START

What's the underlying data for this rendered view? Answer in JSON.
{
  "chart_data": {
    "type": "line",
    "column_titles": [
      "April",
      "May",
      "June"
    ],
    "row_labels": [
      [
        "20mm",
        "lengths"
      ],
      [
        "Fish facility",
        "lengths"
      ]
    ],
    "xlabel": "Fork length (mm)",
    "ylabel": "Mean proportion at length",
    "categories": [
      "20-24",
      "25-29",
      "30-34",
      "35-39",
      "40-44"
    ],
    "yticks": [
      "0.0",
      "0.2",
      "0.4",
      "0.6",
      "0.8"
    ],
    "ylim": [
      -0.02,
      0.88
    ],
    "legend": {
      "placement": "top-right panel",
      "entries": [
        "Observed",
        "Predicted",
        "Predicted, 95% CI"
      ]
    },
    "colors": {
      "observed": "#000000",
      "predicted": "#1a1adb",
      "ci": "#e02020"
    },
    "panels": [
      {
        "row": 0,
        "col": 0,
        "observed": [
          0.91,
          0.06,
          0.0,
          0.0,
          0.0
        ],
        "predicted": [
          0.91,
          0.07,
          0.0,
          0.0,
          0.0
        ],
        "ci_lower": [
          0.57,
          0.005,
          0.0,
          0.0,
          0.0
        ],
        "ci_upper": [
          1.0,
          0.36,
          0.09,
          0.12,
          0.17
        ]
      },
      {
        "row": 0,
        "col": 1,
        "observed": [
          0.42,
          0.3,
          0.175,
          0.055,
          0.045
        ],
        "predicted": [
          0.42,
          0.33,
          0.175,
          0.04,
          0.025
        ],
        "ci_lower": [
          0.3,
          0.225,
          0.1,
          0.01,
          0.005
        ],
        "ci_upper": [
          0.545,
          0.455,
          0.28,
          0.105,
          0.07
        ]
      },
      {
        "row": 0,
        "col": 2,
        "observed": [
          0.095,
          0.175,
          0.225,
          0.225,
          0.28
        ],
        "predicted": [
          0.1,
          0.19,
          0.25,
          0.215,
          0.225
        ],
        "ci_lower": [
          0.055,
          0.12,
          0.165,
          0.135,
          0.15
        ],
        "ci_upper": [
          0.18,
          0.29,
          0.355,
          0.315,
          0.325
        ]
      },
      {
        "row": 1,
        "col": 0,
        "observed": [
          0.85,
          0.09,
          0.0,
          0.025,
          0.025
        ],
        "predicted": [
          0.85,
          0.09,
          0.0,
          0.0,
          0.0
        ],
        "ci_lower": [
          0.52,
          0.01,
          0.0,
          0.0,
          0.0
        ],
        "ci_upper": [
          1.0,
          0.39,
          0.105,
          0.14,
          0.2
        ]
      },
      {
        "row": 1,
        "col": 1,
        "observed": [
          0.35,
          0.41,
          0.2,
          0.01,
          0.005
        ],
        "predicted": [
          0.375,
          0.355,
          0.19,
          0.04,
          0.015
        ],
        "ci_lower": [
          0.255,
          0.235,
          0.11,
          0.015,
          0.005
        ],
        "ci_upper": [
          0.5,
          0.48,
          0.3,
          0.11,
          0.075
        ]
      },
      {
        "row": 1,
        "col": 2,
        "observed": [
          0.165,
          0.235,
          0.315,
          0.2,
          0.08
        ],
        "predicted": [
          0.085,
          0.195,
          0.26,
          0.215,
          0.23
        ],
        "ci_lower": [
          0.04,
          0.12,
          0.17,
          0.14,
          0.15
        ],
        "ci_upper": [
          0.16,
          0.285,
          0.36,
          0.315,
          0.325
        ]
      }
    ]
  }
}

END

Nothing may be left out: return each entry exactly as it reads.

**PROBLEM SOLUTION**
What's the underlying data for this rendered view? Answer in JSON.
{
  "chart_data": {
    "type": "line",
    "column_titles": [
      "April",
      "May",
      "June"
    ],
    "row_labels": [
      [
        "20mm",
        "lengths"
      ],
      [
        "Fish facility",
        "lengths"
      ]
    ],
    "xlabel": "Fork length (mm)",
    "ylabel": "Mean proportion at length",
    "categories": [
      "20-24",
      "25-29",
      "30-34",
      "35-39",
      "40-44"
    ],
    "yticks": [
      "0.0",
      "0.2",
      "0.4",
      "0.6",
      "0.8"
    ],
    "ylim": [
      -0.02,
      0.88
    ],
    "legend": {
      "placement": "top-right panel",
      "entries": [
        "Observed",
        "Predicted",
        "Predicted, 95% CI"
      ]
    },
    "colors": {
      "observed": "#000000",
      "predicted": "#1a1adb",
      "ci": "#e02020"
    },
    "panels": [
      {
        "row": 0,
        "col": 0,
        "observed": [
          0.91,
          0.06,
          0.0,
          0.0,
          0.0
        ],
        "predicted": [
          0.91,
          0.07,
          0.0,
          0.0,
          0.0
        ],
        "ci_lower": [
          0.57,
          0.005,
          0.0,
          0.0,
          0.0
        ],
        "ci_upper": [
          1.0,
          0.36,
          0.09,
          0.12,
          0.17
        ]
      },
      {
        "row": 0,
        "col": 1,
        "observed": [
          0.42,
          0.3,
          0.175,
          0.055,
          0.045
        ],
        "predicted": [
          0.42,
          0.33,
          0.175,
          0.04,
          0.025
        ],
        "ci_lower": [
          0.3,
          0.225,
          0.1,
          0.01,
          0.005
        ],
        "ci_upper": [
          0.545,
          0.455,
          0.28,
          0.105,
          0.07
        ]
      },
      {
        "row": 0,
        "col": 2,
        "observed": [
          0.095,
          0.175,
          0.225,
          0.225,
          0.28
        ],
        "predicted": [
          0.1,
          0.19,
          0.25,
          0.215,
          0.225
        ],
        "ci_lower": [
          0.055,
          0.12,
          0.165,
          0.135,
          0.15
        ],
        "ci_upper": [
          0.18,
          0.29,
          0.355,
          0.315,
          0.325
        ]
      },
      {
        "row": 1,
        "col": 0,
        "observed": [
          0.85,
          0.09,
          0.0,
          0.025,
          0.025
        ],
        "predicted": [
          0.85,
          0.09,
          0.0,
          0.0,
          0.0
        ],
        "ci_lower": [
          0.52,
          0.01,
          0.0,
          0.0,
          0.0
        ],
        "ci_upper": [
          1.0,
          0.39,
          0.105,
          0.14,
          0.2
        ]
      },
      {
        "row": 1,
        "col": 1,
        "observed": [
          0.35,
          0.41,
          0.2,
          0.01,
          0.005
        ],
        "predicted": [
          0.375,
          0.355,
          0.19,
          0.04,
          0.015
        ],
        "ci_lower": [
          0.255,
          0.235,
          0.11,
          0.015,
          0.005
        ],
        "ci_upper": [
          0.5,
          0.48,
          0.3,
          0.11,
          0.075
        ]
      },
      {
        "row": 1,
        "col": 2,
        "observed": [
          0.165,
          0.235,
          0.315,
          0.2,
          0.08
        ],
        "predicted": [
          0.085,
          0.195,
          0.26,
          0.215,
          0.23
        ],
        "ci_lower": [
          0.04,
          0.12,
          0.17,
          0.14,
          0.15
        ],
        "ci_upper": [
          0.16,
          0.285,
          0.36,
          0.315,
          0.325
        ]
      }
    ]
  }
}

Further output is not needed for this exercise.